RECORDED DATA:

BEGIN

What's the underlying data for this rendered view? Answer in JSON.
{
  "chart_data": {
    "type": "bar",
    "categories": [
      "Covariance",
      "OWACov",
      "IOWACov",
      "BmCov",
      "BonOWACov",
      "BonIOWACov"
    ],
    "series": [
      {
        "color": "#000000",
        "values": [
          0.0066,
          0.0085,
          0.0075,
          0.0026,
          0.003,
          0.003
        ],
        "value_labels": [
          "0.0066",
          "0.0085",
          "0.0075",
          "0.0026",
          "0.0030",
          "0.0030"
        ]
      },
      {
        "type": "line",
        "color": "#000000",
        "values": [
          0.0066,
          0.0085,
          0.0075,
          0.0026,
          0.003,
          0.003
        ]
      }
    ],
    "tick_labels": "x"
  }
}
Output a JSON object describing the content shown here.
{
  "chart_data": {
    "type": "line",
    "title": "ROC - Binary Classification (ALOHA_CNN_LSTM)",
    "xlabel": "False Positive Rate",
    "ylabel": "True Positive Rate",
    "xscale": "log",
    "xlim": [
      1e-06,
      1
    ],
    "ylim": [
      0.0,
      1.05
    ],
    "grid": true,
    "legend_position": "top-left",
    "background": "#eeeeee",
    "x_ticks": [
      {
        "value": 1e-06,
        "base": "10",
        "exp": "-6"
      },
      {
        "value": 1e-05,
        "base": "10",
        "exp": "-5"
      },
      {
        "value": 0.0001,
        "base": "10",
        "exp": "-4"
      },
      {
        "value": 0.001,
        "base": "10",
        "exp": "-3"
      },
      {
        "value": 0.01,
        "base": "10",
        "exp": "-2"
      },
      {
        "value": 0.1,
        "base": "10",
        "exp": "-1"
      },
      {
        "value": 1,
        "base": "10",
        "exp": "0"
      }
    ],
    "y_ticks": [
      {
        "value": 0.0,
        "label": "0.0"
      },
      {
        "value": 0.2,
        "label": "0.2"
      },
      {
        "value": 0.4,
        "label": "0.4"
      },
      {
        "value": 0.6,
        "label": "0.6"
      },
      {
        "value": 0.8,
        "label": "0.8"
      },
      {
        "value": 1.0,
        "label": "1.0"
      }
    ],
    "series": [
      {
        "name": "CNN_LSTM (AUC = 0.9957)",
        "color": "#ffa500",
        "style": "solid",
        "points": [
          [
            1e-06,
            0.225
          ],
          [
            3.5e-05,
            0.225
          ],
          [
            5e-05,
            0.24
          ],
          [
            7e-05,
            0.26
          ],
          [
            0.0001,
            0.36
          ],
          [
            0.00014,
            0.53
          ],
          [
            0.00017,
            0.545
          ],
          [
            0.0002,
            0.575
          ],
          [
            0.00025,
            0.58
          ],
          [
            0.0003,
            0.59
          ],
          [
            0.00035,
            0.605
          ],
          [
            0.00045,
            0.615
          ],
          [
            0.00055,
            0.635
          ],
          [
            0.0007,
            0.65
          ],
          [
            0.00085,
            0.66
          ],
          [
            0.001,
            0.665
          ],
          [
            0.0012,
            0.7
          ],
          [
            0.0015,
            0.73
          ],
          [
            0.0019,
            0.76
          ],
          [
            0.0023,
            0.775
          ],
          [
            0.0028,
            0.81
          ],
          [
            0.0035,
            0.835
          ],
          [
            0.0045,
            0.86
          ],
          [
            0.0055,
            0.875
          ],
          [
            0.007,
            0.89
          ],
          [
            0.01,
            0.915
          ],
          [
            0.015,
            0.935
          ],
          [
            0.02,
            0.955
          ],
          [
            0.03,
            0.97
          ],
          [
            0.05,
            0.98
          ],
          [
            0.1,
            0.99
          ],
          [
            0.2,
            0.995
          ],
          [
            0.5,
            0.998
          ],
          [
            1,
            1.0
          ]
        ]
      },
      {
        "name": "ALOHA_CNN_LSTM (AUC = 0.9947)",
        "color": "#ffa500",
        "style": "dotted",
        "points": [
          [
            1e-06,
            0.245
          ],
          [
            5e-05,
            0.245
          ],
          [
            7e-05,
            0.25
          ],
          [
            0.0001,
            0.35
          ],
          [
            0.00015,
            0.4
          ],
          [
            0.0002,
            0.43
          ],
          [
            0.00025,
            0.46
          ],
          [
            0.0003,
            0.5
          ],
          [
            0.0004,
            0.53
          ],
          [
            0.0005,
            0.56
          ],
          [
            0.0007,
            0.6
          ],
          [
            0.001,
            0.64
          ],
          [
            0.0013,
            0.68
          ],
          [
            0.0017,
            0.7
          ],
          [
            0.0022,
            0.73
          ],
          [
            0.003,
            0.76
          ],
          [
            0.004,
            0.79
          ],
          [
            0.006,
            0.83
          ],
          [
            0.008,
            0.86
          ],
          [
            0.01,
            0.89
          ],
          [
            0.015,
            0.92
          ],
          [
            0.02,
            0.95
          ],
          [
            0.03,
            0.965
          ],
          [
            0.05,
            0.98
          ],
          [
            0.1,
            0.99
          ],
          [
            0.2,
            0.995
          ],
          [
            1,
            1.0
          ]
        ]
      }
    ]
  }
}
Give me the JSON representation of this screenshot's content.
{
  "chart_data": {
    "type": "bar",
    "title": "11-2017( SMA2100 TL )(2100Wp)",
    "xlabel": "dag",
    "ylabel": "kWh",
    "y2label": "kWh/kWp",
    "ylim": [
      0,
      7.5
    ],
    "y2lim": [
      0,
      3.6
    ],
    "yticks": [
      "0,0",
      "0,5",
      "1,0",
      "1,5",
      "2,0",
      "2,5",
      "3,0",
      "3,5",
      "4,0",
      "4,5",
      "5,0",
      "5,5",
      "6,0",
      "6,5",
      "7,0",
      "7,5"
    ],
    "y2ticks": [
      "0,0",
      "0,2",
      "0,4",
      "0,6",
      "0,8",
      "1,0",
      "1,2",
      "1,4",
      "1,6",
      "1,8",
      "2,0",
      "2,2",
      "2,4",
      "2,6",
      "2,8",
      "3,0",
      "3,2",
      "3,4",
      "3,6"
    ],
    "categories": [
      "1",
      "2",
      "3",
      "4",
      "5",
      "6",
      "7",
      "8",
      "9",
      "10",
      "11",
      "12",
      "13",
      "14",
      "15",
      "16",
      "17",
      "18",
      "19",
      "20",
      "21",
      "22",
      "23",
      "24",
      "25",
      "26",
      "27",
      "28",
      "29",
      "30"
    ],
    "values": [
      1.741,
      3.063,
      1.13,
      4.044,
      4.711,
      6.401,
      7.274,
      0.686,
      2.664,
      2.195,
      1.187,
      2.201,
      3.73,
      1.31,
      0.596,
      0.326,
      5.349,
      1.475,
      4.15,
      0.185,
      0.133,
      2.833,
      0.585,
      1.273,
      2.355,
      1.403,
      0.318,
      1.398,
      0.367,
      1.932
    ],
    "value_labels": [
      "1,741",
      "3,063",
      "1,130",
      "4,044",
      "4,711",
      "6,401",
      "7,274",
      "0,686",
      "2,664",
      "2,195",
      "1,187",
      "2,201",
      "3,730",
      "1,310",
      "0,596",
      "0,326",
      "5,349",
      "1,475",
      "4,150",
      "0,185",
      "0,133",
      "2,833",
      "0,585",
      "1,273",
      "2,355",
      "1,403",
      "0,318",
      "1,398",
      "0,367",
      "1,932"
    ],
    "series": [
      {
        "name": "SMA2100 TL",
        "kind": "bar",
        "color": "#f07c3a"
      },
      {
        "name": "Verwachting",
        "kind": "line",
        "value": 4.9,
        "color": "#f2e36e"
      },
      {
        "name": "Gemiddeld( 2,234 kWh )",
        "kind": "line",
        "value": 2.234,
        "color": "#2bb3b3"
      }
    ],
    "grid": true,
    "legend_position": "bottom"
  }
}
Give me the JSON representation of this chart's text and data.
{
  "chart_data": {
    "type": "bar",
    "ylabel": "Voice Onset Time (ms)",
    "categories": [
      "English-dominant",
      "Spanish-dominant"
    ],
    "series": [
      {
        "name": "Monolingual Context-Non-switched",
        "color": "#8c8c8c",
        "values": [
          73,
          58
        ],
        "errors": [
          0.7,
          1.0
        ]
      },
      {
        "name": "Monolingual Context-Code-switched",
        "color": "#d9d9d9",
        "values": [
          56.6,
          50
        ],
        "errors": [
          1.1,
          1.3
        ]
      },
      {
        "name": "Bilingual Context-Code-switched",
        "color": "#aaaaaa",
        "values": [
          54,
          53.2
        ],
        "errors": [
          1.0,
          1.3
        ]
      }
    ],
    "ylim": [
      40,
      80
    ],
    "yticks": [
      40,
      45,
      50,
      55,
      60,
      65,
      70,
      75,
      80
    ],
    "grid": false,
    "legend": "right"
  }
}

END

Find the string "content" in the entries above and return each line that holds it.

Output a JSON object describing the content shown here.
Give me the JSON representation of this screenshot's content.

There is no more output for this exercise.